Start of Data entries

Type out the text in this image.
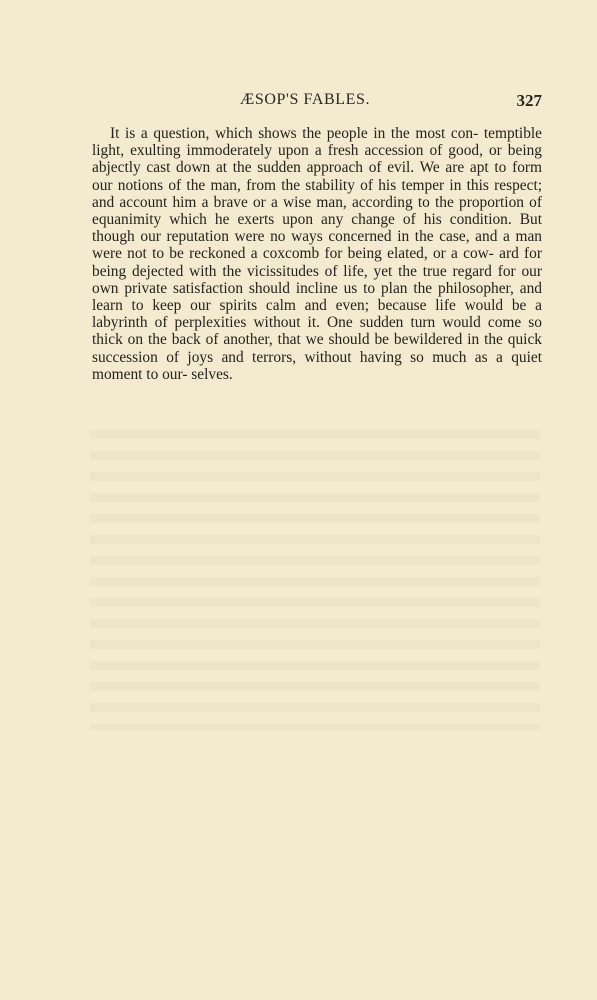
ÆSOP'S FABLES.	327

It is a question, which shows the people in the most con- temptible light, exulting immoderately upon a fresh accession of good, or being abjectly cast down at the sudden approach of evil. We are apt to form our notions of the man, from the stability of his temper in this respect; and account him a brave or a wise man, according to the proportion of equanimity which he exerts upon any change of his condition. But though our reputation were no ways concerned in the case, and a man were not to be reckoned a coxcomb for being elated, or a cow- ard for being dejected with the vicissitudes of life, yet the true regard for our own private satisfaction should incline us to plan the philosopher, and learn to keep our spirits calm and even; because life would be a labyrinth of perplexities without it. One sudden turn would come so thick on the back of another, that we should be bewildered in the quick succession of joys and terrors, without having so much as a quiet moment to our- selves.
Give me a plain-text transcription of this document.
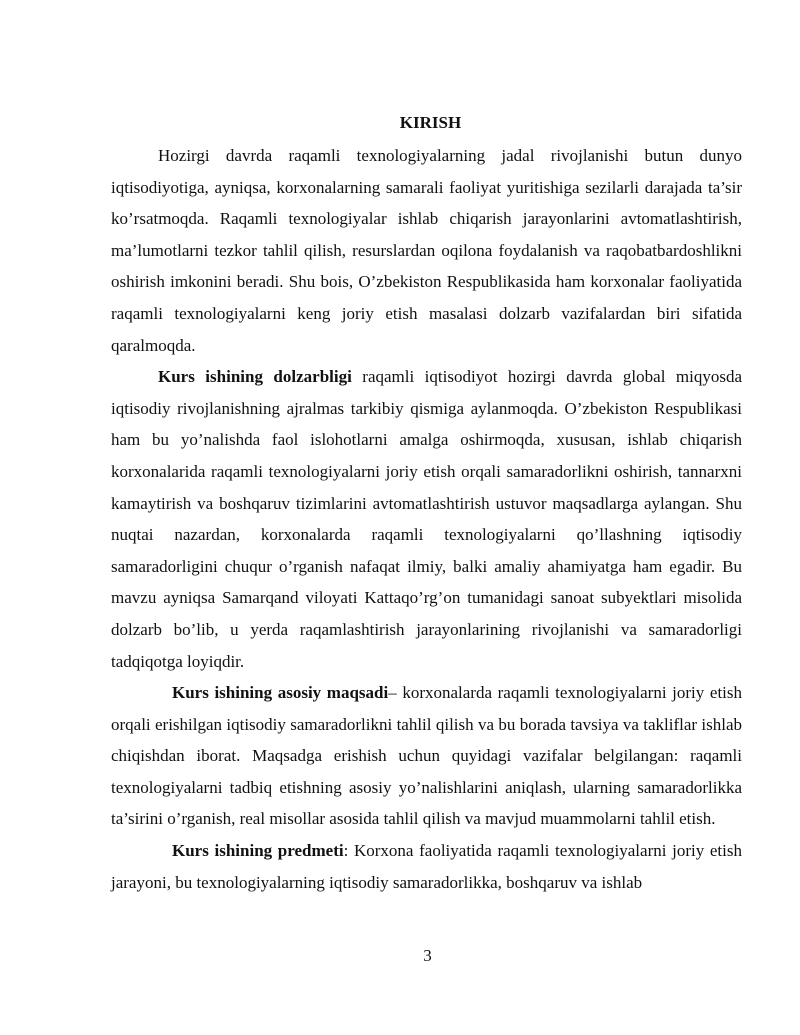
KIRISH

Hozirgi davrda raqamli texnologiyalarning jadal rivojlanishi butun dunyo iqtisodiyotiga, ayniqsa, korxonalarning samarali faoliyat yuritishiga sezilarli darajada ta’sir ko’rsatmoqda. Raqamli texnologiyalar ishlab chiqarish jarayonlarini avtomatlashtirish, ma’lumotlarni tezkor tahlil qilish, resurslardan oqilona foydalanish va raqobatbardoshlikni oshirish imkonini beradi. Shu bois, O’zbekiston Respublikasida ham korxonalar faoliyatida raqamli texnologiyalarni keng joriy etish masalasi dolzarb vazifalardan biri sifatida qaralmoqda.

Kurs ishining dolzarbligi raqamli iqtisodiyot hozirgi davrda global miqyosda iqtisodiy rivojlanishning ajralmas tarkibiy qismiga aylanmoqda. O’zbekiston Respublikasi ham bu yo’nalishda faol islohotlarni amalga oshirmoqda, xususan, ishlab chiqarish korxonalarida raqamli texnologiyalarni joriy etish orqali samaradorlikni oshirish, tannarxni kamaytirish va boshqaruv tizimlarini avtomatlashtirish ustuvor maqsadlarga aylangan. Shu nuqtai nazardan, korxonalarda raqamli texnologiyalarni qo’llashning iqtisodiy samaradorligini chuqur o’rganish nafaqat ilmiy, balki amaliy ahamiyatga ham egadir. Bu mavzu ayniqsa Samarqand viloyati Kattaqo’rg’on tumanidagi sanoat subyektlari misolida dolzarb bo’lib, u yerda raqamlashtirish jarayonlarining rivojlanishi va samaradorligi tadqiqotga loyiqdir.

Kurs ishining asosiy maqsadi– korxonalarda raqamli texnologiyalarni joriy etish orqali erishilgan iqtisodiy samaradorlikni tahlil qilish va bu borada tavsiya va takliflar ishlab chiqishdan iborat. Maqsadga erishish uchun quyidagi vazifalar belgilangan: raqamli texnologiyalarni tadbiq etishning asosiy yo’nalishlarini aniqlash, ularning samaradorlikka ta’sirini o’rganish, real misollar asosida tahlil qilish va mavjud muammolarni tahlil etish.

Kurs ishining predmeti: Korxona faoliyatida raqamli texnologiyalarni joriy etish jarayoni, bu texnologiyalarning iqtisodiy samaradorlikka, boshqaruv va ishlab

3
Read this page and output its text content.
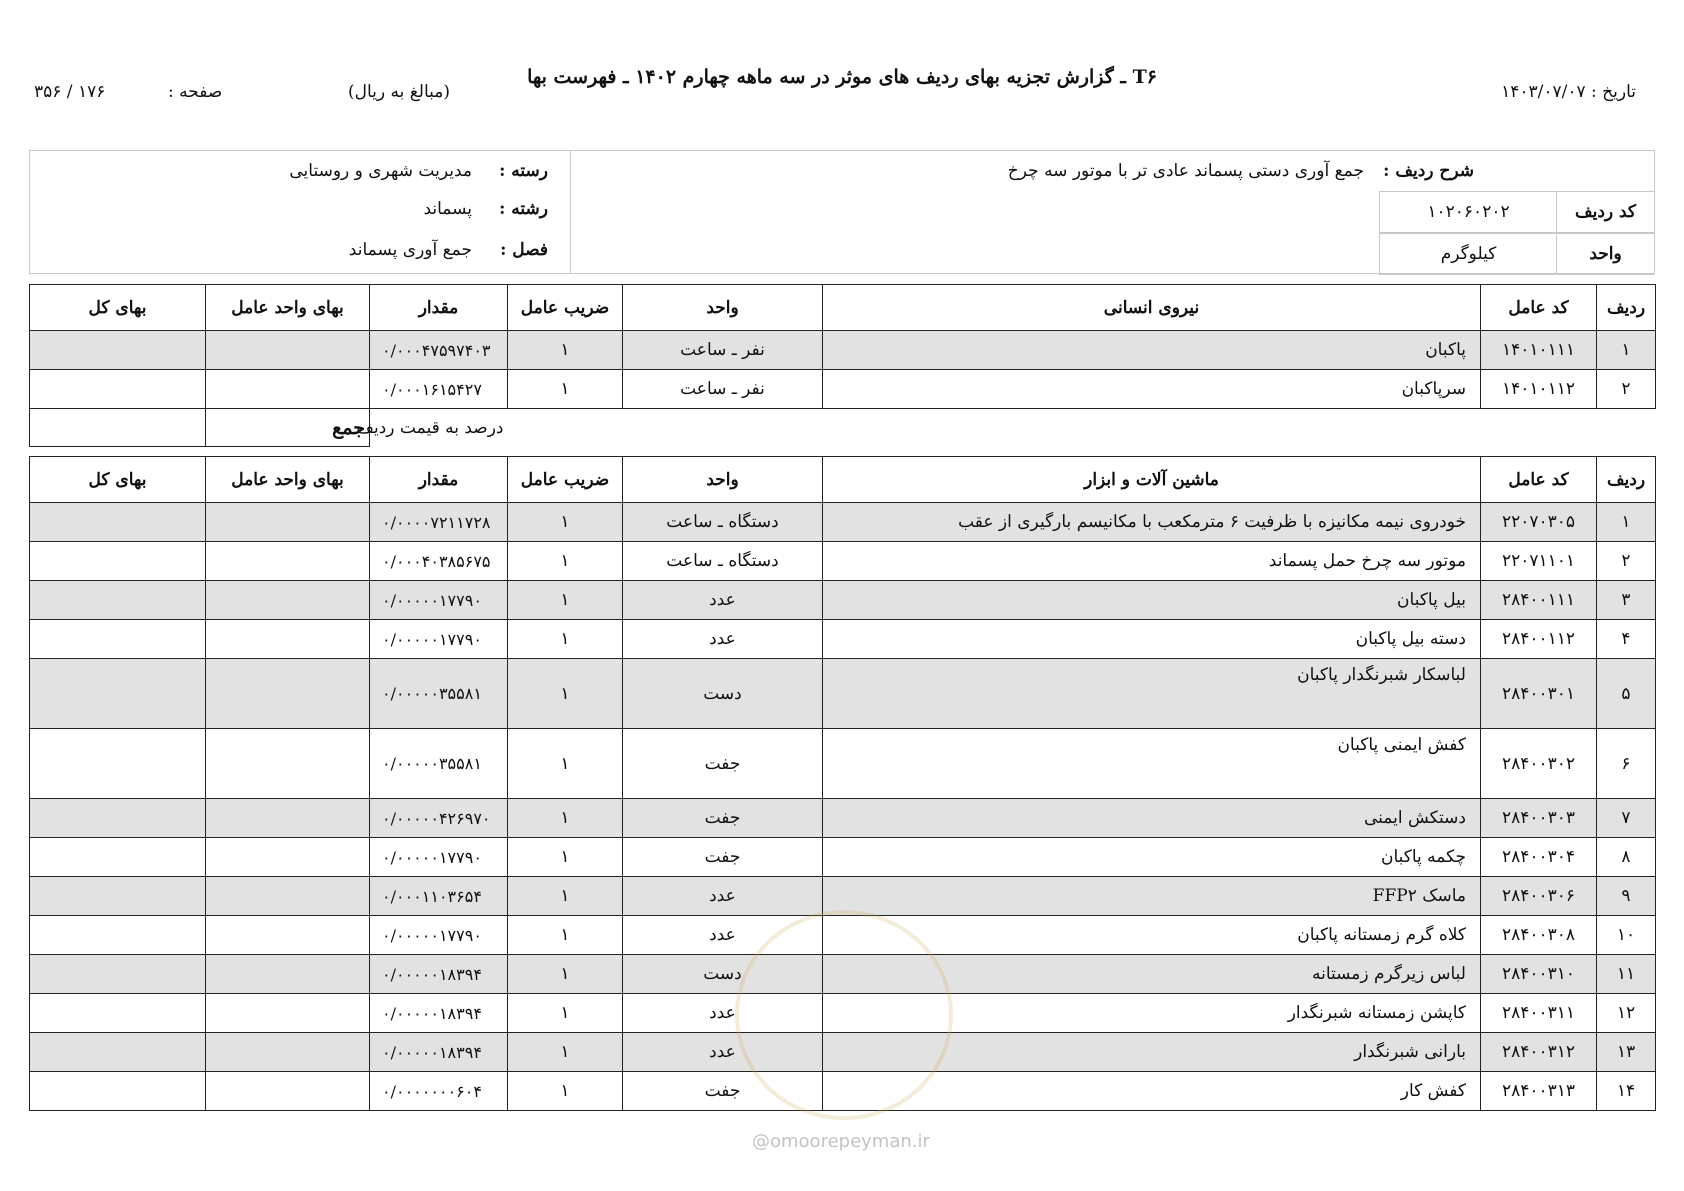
T۶ ـ گزارش تجزیه بهای ردیف های موثر در سه ماهه چهارم ۱۴۰۲ ـ فهرست بها
تاریخ : ۱۴۰۳/۰۷/۰۷
(مبالغ به ریال)
صفحه :
۱۷۶ / ۳۵۶
شرح ردیف :
جمع آوری دستی پسماند عادی تر با موتور سه چرخ
کد ردیف
۱۰۲۰۶۰۲۰۲
واحد
کیلوگرم
رسته :
مدیریت شهری و روستایی
رشته :
پسماند
فصل :
جمع آوری پسماند
ردیف	کد عامل	نیروی انسانی	واحد	ضریب عامل	مقدار	بهای واحد عامل	بهای کل
۱	۱۴۰۱۰۱۱۱	پاکبان	نفر ـ ساعت	۱	۰/۰۰۰۴۷۵۹۷۴۰۳		
۲	۱۴۰۱۰۱۱۲	سرپاکبان	نفر ـ ساعت	۱	۰/۰۰۰۱۶۱۵۴۲۷		
					درصد به قیمت ردیف	جمع	
ردیف	کد عامل	ماشین آلات و ابزار	واحد	ضریب عامل	مقدار	بهای واحد عامل	بهای کل
۱	۲۲۰۷۰۳۰۵	خودروی نیمه مکانیزه با ظرفیت ۶ مترمکعب با مکانیسم بارگیری از عقب	دستگاه ـ ساعت	۱	۰/۰۰۰۰۷۲۱۱۷۲۸		
۲	۲۲۰۷۱۱۰۱	موتور سه چرخ حمل پسماند	دستگاه ـ ساعت	۱	۰/۰۰۰۴۰۳۸۵۶۷۵		
۳	۲۸۴۰۰۱۱۱	بیل پاکبان	عدد	۱	۰/۰۰۰۰۰۱۷۷۹۰		
۴	۲۸۴۰۰۱۱۲	دسته بیل پاکبان	عدد	۱	۰/۰۰۰۰۰۱۷۷۹۰		
۵	۲۸۴۰۰۳۰۱	لباسکار شبرنگدار پاکبان	دست	۱	۰/۰۰۰۰۰۳۵۵۸۱		
۶	۲۸۴۰۰۳۰۲	کفش ایمنی پاکبان	جفت	۱	۰/۰۰۰۰۰۳۵۵۸۱		
۷	۲۸۴۰۰۳۰۳	دستکش ایمنی	جفت	۱	۰/۰۰۰۰۰۴۲۶۹۷۰		
۸	۲۸۴۰۰۳۰۴	چکمه پاکبان	جفت	۱	۰/۰۰۰۰۰۱۷۷۹۰		
۹	۲۸۴۰۰۳۰۶	ماسک FFP۲	عدد	۱	۰/۰۰۰۱۱۰۳۶۵۴		
۱۰	۲۸۴۰۰۳۰۸	کلاه گرم زمستانه پاکبان	عدد	۱	۰/۰۰۰۰۰۱۷۷۹۰		
۱۱	۲۸۴۰۰۳۱۰	لباس زیرگرم زمستانه	دست	۱	۰/۰۰۰۰۰۱۸۳۹۴		
۱۲	۲۸۴۰۰۳۱۱	کاپشن زمستانه شبرنگدار	عدد	۱	۰/۰۰۰۰۰۱۸۳۹۴		
۱۳	۲۸۴۰۰۳۱۲	بارانی شبرنگدار	عدد	۱	۰/۰۰۰۰۰۱۸۳۹۴		
۱۴	۲۸۴۰۰۳۱۳	کفش کار	جفت	۱	۰/۰۰۰۰۰۰۰۶۰۴		
@omoorepeyman.ir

End of Data entries

-- Work required --
Across the preceding material, how many lines contain the word "مقدار"? State the number alone.

-- Answer to the task --
2